Each line containing the word "background" must be reported.

>>>

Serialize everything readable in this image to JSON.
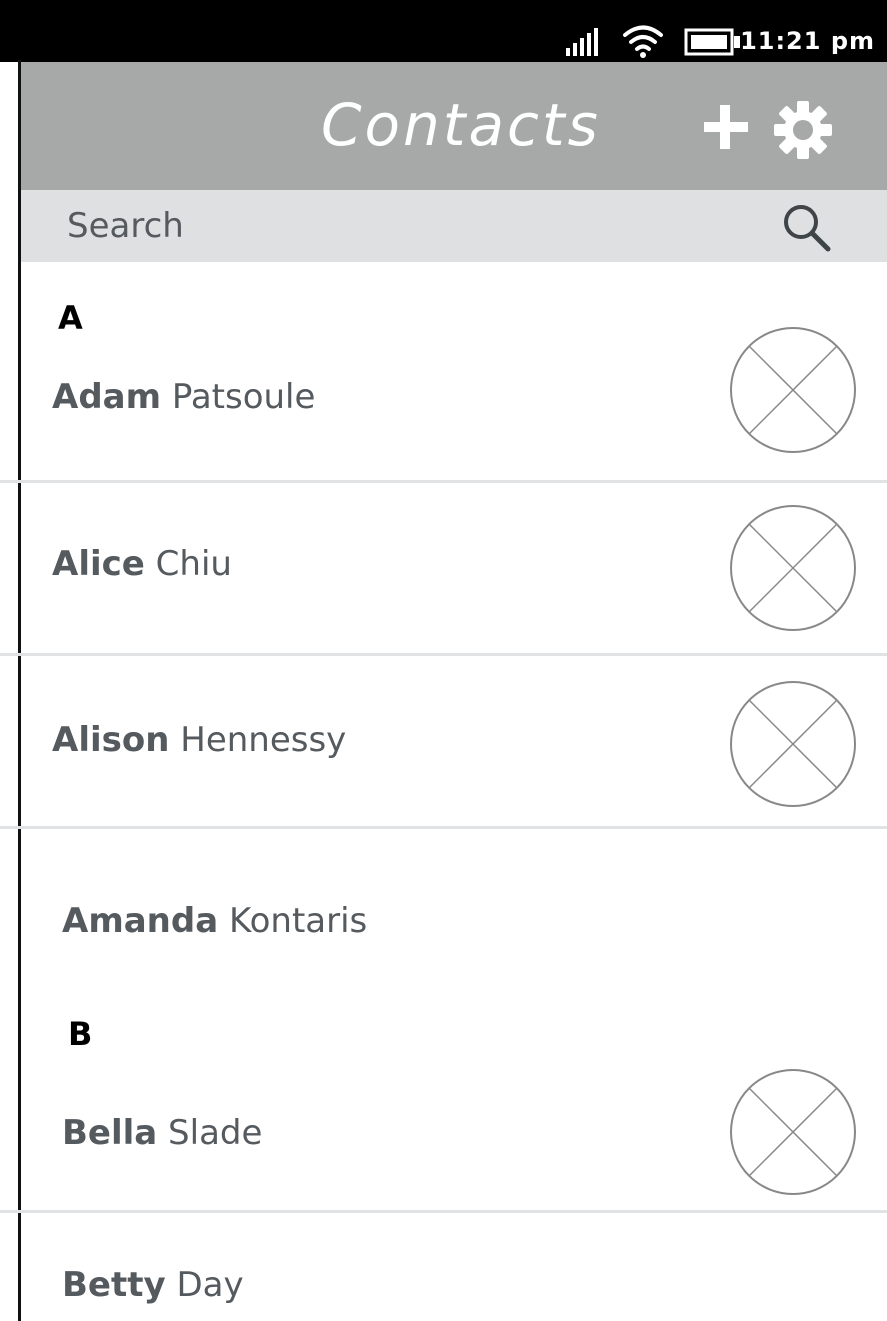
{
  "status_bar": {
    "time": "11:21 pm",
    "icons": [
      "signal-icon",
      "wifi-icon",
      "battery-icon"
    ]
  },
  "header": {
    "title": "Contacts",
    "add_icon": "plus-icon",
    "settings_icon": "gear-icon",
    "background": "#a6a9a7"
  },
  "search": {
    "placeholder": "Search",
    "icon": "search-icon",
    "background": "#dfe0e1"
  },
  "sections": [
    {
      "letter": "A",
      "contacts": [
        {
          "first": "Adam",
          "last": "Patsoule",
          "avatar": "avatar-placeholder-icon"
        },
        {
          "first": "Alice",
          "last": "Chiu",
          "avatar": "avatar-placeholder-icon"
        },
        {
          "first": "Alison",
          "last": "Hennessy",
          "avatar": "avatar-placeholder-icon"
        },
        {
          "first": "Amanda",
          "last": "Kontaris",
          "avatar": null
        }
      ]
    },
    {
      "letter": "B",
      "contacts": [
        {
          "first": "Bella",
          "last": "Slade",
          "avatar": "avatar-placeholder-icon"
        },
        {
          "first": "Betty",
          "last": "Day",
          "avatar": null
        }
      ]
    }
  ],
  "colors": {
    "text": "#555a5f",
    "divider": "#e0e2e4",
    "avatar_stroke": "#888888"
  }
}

<<<

THE SOLUTION
    "background": "#a6a9a7"
    "background": "#dfe0e1"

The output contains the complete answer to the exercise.